Items listed in a dataset
::::

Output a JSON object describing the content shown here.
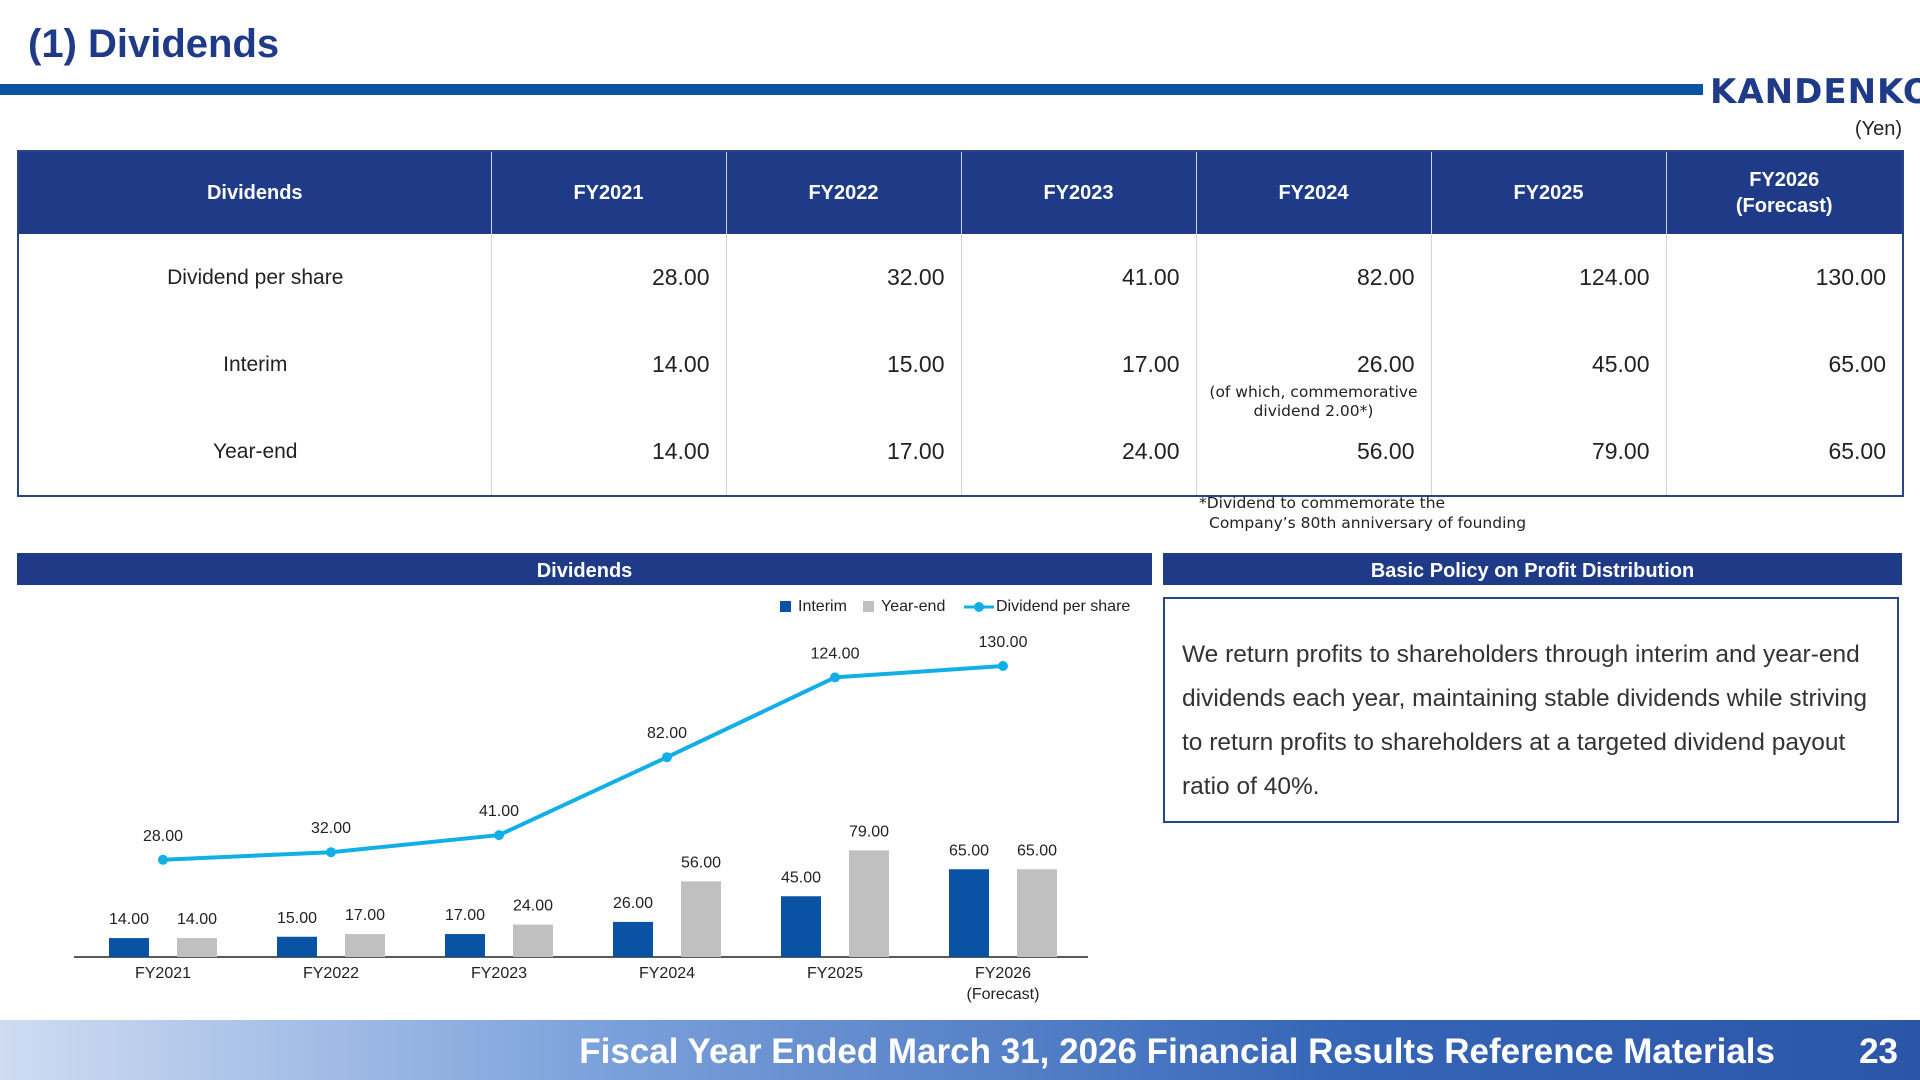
{
  "header": {
    "title": "(1) Dividends",
    "logo": "KANDENKO"
  },
  "unit": "(Yen)",
  "table": {
    "headers": [
      "Dividends",
      "FY2021",
      "FY2022",
      "FY2023",
      "FY2024",
      "FY2025",
      "FY2026",
      "(Forecast)"
    ],
    "rows": [
      {
        "label": "Dividend per share",
        "values": [
          "28.00",
          "32.00",
          "41.00",
          "82.00",
          "124.00",
          "130.00"
        ]
      },
      {
        "label": "Interim",
        "values": [
          "14.00",
          "15.00",
          "17.00",
          "26.00",
          "45.00",
          "65.00"
        ]
      },
      {
        "label": "Year-end",
        "values": [
          "14.00",
          "17.00",
          "24.00",
          "56.00",
          "79.00",
          "65.00"
        ]
      }
    ],
    "interim_note_line1": "(of which, commemorative",
    "interim_note_line2": "dividend 2.00*)"
  },
  "footnote": {
    "line1": "*Dividend to commemorate the",
    "line2": "Company’s 80th anniversary of founding"
  },
  "chart_section_title": "Dividends",
  "policy": {
    "title": "Basic Policy on Profit Distribution",
    "text": "We return profits to shareholders through interim and year-end dividends each year, maintaining stable dividends while striving to return profits to shareholders at a targeted dividend payout ratio of 40%."
  },
  "chart_data": {
    "type": "bar",
    "categories": [
      "FY2021",
      "FY2022",
      "FY2023",
      "FY2024",
      "FY2025",
      "FY2026"
    ],
    "category_sublabels": [
      "",
      "",
      "",
      "",
      "",
      "(Forecast)"
    ],
    "series": [
      {
        "name": "Interim",
        "kind": "bar",
        "color": "#0a52a3",
        "values": [
          14,
          15,
          17,
          26,
          45,
          65
        ]
      },
      {
        "name": "Year-end",
        "kind": "bar",
        "color": "#c0c0c0",
        "values": [
          14,
          17,
          24,
          56,
          79,
          65
        ]
      },
      {
        "name": "Dividend per share",
        "kind": "line",
        "color": "#12afe6",
        "values": [
          28,
          32,
          41,
          82,
          124,
          130
        ]
      }
    ],
    "legend_position": "top-right"
  },
  "footer": {
    "text": "Fiscal Year Ended March 31, 2026 Financial Results Reference Materials",
    "page": "23"
  }
}
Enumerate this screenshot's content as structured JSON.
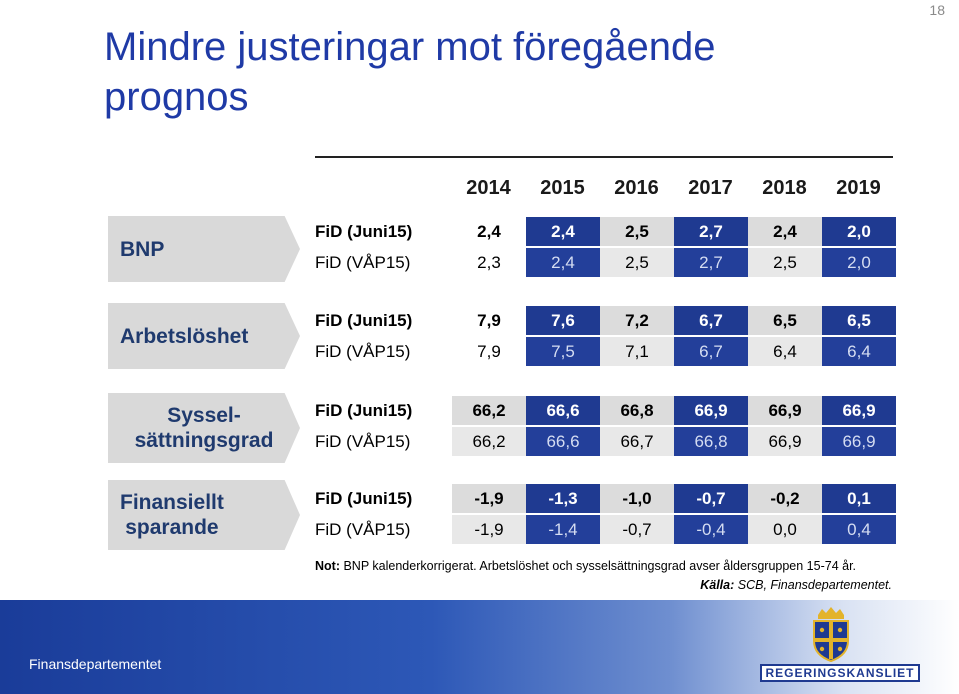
{
  "page_number": "18",
  "title": "Mindre justeringar mot föregående prognos",
  "years": [
    "2014",
    "2015",
    "2016",
    "2017",
    "2018",
    "2019"
  ],
  "sections": [
    {
      "label": "BNP",
      "rows": [
        {
          "name": "FiD (Juni15)",
          "values": [
            "2,4",
            "2,4",
            "2,5",
            "2,7",
            "2,4",
            "2,0"
          ]
        },
        {
          "name": "FiD (VÅP15)",
          "values": [
            "2,3",
            "2,4",
            "2,5",
            "2,7",
            "2,5",
            "2,0"
          ]
        }
      ]
    },
    {
      "label": "Arbetslöshet",
      "rows": [
        {
          "name": "FiD (Juni15)",
          "values": [
            "7,9",
            "7,6",
            "7,2",
            "6,7",
            "6,5",
            "6,5"
          ]
        },
        {
          "name": "FiD (VÅP15)",
          "values": [
            "7,9",
            "7,5",
            "7,1",
            "6,7",
            "6,4",
            "6,4"
          ]
        }
      ]
    },
    {
      "label_line1": "Syssel-",
      "label_line2": "sättningsgrad",
      "rows": [
        {
          "name": "FiD (Juni15)",
          "values": [
            "66,2",
            "66,6",
            "66,8",
            "66,9",
            "66,9",
            "66,9"
          ]
        },
        {
          "name": "FiD (VÅP15)",
          "values": [
            "66,2",
            "66,6",
            "66,7",
            "66,8",
            "66,9",
            "66,9"
          ]
        }
      ]
    },
    {
      "label_line1": "Finansiellt",
      "label_line2": "sparande",
      "rows": [
        {
          "name": "FiD (Juni15)",
          "values": [
            "-1,9",
            "-1,3",
            "-1,0",
            "-0,7",
            "-0,2",
            "0,1"
          ]
        },
        {
          "name": "FiD (VÅP15)",
          "values": [
            "-1,9",
            "-1,4",
            "-0,7",
            "-0,4",
            "0,0",
            "0,4"
          ]
        }
      ]
    }
  ],
  "note_label": "Not:",
  "note_text": " BNP kalenderkorrigerat. Arbetslöshet och sysselsättningsgrad avser åldersgruppen  15-74 år.",
  "source_label": "Källa:",
  "source_text": " SCB, Finansdepartementet.",
  "footer_text": "Finansdepartementet",
  "logo_text": "REGERINGSKANSLIET",
  "colors": {
    "title": "#1f3aa6",
    "dark_cell": "#1f3a91",
    "gray_cell": "#dcdcdc",
    "footer": "#1a3c99"
  }
}
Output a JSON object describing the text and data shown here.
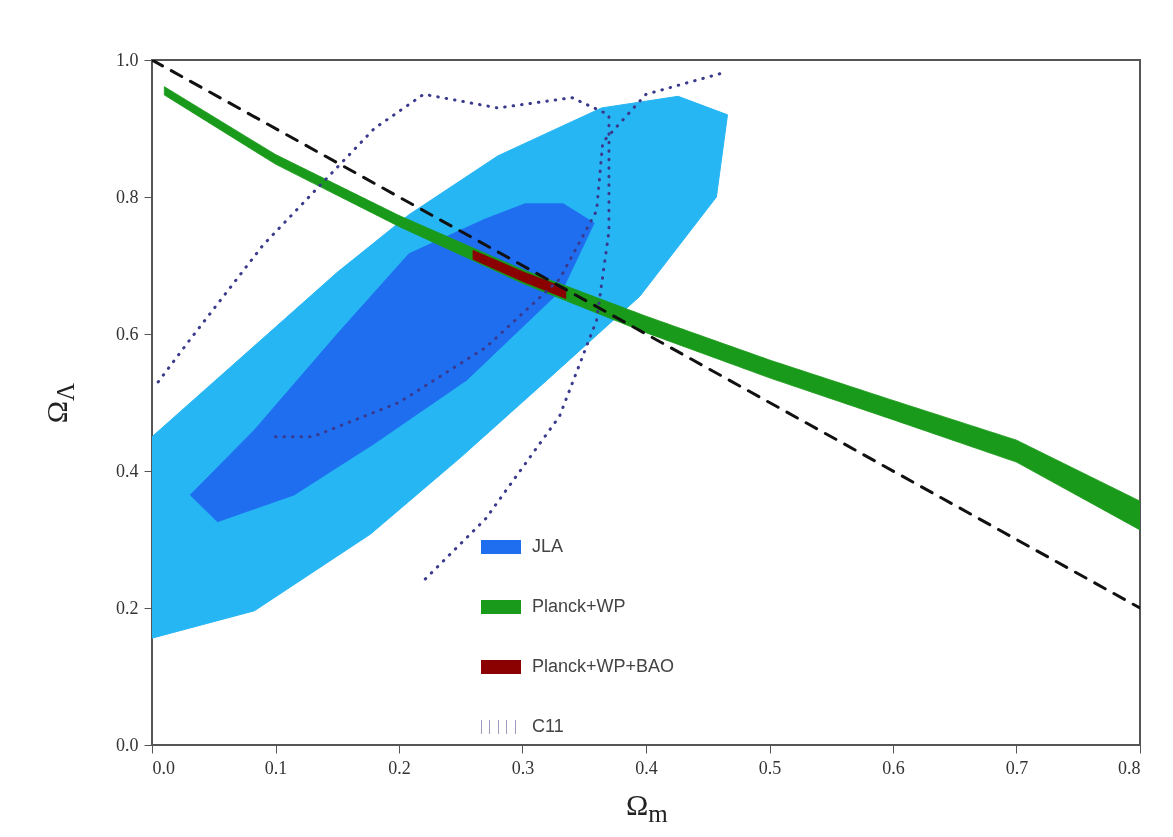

::::

▶ **WRITTEN EXERCISE**:
Reproduce the data word for word, excluding its pictures.

▶ **SOLVED EXERCISE**:
Output a JSON object describing the content shown here.
{
  "header": {
    "title": "(1) Dividends",
    "logo": "KANDENKO"
  },
  "unit": "(Yen)",
  "table": {
    "headers": [
      "Dividends",
      "FY2021",
      "FY2022",
      "FY2023",
      "FY2024",
      "FY2025",
      "FY2026",
      "(Forecast)"
    ],
    "rows": [
      {
        "label": "Dividend per share",
        "values": [
          "28.00",
          "32.00",
          "41.00",
          "82.00",
          "124.00",
          "130.00"
        ]
      },
      {
        "label": "Interim",
        "values": [
          "14.00",
          "15.00",
          "17.00",
          "26.00",
          "45.00",
          "65.00"
        ]
      },
      {
        "label": "Year-end",
        "values": [
          "14.00",
          "17.00",
          "24.00",
          "56.00",
          "79.00",
          "65.00"
        ]
      }
    ],
    "interim_note_line1": "(of which, commemorative",
    "interim_note_line2": "dividend 2.00*)"
  },
  "footnote": {
    "line1": "*Dividend to commemorate the",
    "line2": "Company’s 80th anniversary of founding"
  },
  "chart_section_title": "Dividends",
  "policy": {
    "title": "Basic Policy on Profit Distribution",
    "text": "We return profits to shareholders through interim and year-end dividends each year, maintaining stable dividends while striving to return profits to shareholders at a targeted dividend payout ratio of 40%."
  },
  "chart_data": {
    "type": "bar",
    "categories": [
      "FY2021",
      "FY2022",
      "FY2023",
      "FY2024",
      "FY2025",
      "FY2026"
    ],
    "category_sublabels": [
      "",
      "",
      "",
      "",
      "",
      "(Forecast)"
    ],
    "series": [
      {
        "name": "Interim",
        "kind": "bar",
        "color": "#0a52a3",
        "values": [
          14,
          15,
          17,
          26,
          45,
          65
        ]
      },
      {
        "name": "Year-end",
        "kind": "bar",
        "color": "#c0c0c0",
        "values": [
          14,
          17,
          24,
          56,
          79,
          65
        ]
      },
      {
        "name": "Dividend per share",
        "kind": "line",
        "color": "#12afe6",
        "values": [
          28,
          32,
          41,
          82,
          124,
          130
        ]
      }
    ],
    "legend_position": "top-right"
  },
  "footer": {
    "text": "Fiscal Year Ended March 31, 2026 Financial Results Reference Materials",
    "page": "23"
  }
}
Enumerate this screenshot's content as structured JSON.
{
  "page_number": "18",
  "title": "Mindre justeringar mot föregående prognos",
  "years": [
    "2014",
    "2015",
    "2016",
    "2017",
    "2018",
    "2019"
  ],
  "sections": [
    {
      "label": "BNP",
      "rows": [
        {
          "name": "FiD (Juni15)",
          "values": [
            "2,4",
            "2,4",
            "2,5",
            "2,7",
            "2,4",
            "2,0"
          ]
        },
        {
          "name": "FiD (VÅP15)",
          "values": [
            "2,3",
            "2,4",
            "2,5",
            "2,7",
            "2,5",
            "2,0"
          ]
        }
      ]
    },
    {
      "label": "Arbetslöshet",
      "rows": [
        {
          "name": "FiD (Juni15)",
          "values": [
            "7,9",
            "7,6",
            "7,2",
            "6,7",
            "6,5",
            "6,5"
          ]
        },
        {
          "name": "FiD (VÅP15)",
          "values": [
            "7,9",
            "7,5",
            "7,1",
            "6,7",
            "6,4",
            "6,4"
          ]
        }
      ]
    },
    {
      "label_line1": "Syssel-",
      "label_line2": "sättningsgrad",
      "rows": [
        {
          "name": "FiD (Juni15)",
          "values": [
            "66,2",
            "66,6",
            "66,8",
            "66,9",
            "66,9",
            "66,9"
          ]
        },
        {
          "name": "FiD (VÅP15)",
          "values": [
            "66,2",
            "66,6",
            "66,7",
            "66,8",
            "66,9",
            "66,9"
          ]
        }
      ]
    },
    {
      "label_line1": "Finansiellt",
      "label_line2": "sparande",
      "rows": [
        {
          "name": "FiD (Juni15)",
          "values": [
            "-1,9",
            "-1,3",
            "-1,0",
            "-0,7",
            "-0,2",
            "0,1"
          ]
        },
        {
          "name": "FiD (VÅP15)",
          "values": [
            "-1,9",
            "-1,4",
            "-0,7",
            "-0,4",
            "0,0",
            "0,4"
          ]
        }
      ]
    }
  ],
  "note_label": "Not:",
  "note_text": " BNP kalenderkorrigerat. Arbetslöshet och sysselsättningsgrad avser åldersgruppen  15-74 år.",
  "source_label": "Källa:",
  "source_text": " SCB, Finansdepartementet.",
  "footer_text": "Finansdepartementet",
  "logo_text": "REGERINGSKANSLIET",
  "colors": {
    "title": "#1f3aa6",
    "dark_cell": "#1f3a91",
    "gray_cell": "#dcdcdc",
    "footer": "#1a3c99"
  }
}
Output a JSON object describing the text and data shown here.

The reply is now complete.